## Exercise brief
Copy out all lines of the records in which the word "一带一路" appears.

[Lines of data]
○ ○ ○
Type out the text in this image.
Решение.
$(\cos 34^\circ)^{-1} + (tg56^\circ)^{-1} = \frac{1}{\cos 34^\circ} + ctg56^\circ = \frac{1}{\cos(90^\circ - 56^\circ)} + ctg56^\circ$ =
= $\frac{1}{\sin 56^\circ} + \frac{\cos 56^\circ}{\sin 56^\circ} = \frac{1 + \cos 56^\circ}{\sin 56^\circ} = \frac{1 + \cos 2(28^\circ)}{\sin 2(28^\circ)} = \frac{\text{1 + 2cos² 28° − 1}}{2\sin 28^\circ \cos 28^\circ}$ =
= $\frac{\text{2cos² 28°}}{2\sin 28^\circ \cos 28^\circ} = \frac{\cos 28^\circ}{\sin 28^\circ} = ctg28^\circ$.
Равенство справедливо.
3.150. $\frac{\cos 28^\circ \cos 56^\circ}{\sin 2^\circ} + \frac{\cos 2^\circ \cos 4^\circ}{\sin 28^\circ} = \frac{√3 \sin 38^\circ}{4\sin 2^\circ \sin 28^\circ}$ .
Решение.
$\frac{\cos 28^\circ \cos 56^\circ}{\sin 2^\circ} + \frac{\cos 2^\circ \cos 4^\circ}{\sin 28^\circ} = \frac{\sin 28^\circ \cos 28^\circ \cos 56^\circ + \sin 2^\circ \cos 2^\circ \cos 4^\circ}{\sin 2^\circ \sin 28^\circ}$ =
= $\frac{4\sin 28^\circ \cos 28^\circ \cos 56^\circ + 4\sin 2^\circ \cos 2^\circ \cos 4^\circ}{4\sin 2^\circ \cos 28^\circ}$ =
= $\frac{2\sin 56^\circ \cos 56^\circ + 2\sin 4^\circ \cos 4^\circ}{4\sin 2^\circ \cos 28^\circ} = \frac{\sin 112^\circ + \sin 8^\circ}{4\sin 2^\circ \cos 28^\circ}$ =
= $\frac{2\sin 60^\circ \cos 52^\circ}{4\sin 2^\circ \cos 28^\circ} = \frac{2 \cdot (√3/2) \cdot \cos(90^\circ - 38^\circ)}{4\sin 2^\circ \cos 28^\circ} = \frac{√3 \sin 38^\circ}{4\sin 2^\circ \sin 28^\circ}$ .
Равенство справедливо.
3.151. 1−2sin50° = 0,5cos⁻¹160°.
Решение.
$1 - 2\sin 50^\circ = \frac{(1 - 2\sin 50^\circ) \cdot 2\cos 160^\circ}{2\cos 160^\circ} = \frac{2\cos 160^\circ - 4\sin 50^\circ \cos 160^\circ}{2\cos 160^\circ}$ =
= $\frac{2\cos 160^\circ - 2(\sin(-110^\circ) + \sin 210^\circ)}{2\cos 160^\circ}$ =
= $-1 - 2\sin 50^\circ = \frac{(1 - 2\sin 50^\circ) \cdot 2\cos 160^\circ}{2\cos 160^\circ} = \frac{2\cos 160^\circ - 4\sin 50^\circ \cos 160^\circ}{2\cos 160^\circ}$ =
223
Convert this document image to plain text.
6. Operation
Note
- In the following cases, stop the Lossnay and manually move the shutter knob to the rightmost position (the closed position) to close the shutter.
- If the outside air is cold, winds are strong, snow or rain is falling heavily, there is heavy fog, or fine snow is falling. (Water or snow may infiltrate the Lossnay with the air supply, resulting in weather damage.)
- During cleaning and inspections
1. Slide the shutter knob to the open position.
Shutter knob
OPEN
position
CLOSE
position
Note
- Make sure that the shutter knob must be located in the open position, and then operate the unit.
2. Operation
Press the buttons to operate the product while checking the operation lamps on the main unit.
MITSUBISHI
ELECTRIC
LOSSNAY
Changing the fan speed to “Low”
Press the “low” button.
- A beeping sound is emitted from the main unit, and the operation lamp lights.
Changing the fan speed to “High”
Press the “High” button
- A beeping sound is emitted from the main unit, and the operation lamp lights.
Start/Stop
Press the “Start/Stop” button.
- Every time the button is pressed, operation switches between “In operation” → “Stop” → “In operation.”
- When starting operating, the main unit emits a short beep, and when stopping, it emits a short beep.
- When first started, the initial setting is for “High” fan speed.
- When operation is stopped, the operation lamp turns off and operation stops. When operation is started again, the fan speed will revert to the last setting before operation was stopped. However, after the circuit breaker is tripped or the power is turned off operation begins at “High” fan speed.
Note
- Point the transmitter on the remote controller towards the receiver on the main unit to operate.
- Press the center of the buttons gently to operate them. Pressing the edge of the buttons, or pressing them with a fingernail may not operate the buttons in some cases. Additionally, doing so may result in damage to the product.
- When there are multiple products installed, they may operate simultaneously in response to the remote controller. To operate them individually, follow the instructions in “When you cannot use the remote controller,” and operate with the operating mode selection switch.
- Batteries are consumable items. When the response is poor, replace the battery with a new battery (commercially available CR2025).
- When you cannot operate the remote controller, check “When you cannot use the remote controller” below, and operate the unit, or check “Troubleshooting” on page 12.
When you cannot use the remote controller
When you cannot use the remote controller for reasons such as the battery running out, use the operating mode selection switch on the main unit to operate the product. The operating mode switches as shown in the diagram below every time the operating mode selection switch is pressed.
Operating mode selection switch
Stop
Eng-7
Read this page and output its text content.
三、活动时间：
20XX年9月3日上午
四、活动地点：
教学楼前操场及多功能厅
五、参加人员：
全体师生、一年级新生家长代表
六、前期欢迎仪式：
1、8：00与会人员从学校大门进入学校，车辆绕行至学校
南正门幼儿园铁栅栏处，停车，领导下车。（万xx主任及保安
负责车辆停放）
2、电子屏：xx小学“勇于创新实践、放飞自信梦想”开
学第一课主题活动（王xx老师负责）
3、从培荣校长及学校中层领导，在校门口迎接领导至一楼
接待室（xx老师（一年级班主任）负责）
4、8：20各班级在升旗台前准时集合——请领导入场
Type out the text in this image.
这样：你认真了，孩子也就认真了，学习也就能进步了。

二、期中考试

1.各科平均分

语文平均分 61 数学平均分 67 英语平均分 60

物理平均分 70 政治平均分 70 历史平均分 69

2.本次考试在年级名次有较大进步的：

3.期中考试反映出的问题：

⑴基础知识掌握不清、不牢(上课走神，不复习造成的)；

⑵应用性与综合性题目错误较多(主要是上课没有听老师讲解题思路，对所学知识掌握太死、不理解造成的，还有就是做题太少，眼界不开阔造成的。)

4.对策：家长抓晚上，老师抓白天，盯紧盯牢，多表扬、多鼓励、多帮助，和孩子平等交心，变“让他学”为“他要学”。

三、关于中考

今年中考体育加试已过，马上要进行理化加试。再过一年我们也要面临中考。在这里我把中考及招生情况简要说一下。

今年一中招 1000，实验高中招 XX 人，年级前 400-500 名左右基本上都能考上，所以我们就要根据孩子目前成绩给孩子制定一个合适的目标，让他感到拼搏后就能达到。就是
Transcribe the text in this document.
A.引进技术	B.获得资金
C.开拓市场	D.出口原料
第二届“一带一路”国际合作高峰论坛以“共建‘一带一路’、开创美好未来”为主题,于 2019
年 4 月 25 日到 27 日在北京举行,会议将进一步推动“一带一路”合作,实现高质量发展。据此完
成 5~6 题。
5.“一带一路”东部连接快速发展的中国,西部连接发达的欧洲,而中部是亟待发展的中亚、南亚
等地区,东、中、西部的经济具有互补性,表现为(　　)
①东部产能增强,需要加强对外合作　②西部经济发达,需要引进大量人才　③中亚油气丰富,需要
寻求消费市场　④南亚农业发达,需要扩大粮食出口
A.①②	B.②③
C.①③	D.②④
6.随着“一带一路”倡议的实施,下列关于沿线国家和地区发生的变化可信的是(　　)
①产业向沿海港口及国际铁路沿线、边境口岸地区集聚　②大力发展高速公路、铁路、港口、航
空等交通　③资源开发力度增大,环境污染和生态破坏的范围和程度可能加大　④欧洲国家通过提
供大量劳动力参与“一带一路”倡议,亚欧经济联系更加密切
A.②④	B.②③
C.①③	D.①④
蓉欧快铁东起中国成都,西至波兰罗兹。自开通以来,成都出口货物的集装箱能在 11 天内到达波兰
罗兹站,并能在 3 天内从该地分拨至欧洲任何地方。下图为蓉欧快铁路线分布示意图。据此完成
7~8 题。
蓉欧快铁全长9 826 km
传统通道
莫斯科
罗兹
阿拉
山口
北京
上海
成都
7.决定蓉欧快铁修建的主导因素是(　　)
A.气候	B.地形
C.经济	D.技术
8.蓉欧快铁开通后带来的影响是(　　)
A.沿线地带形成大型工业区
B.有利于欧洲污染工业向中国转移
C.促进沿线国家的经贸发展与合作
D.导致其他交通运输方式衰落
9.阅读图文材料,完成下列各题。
○ ○ ○
## Exercise solution
第二届“一带一路”国际合作高峰论坛以“共建‘一带一路’、开创美好未来”为主题,于 2019
年 4 月 25 日到 27 日在北京举行,会议将进一步推动“一带一路”合作,实现高质量发展。据此完
5.“一带一路”东部连接快速发展的中国,西部连接发达的欧洲,而中部是亟待发展的中亚、南亚
6.随着“一带一路”倡议的实施,下列关于沿线国家和地区发生的变化可信的是(　　)
供大量劳动力参与“一带一路”倡议,亚欧经济联系更加密切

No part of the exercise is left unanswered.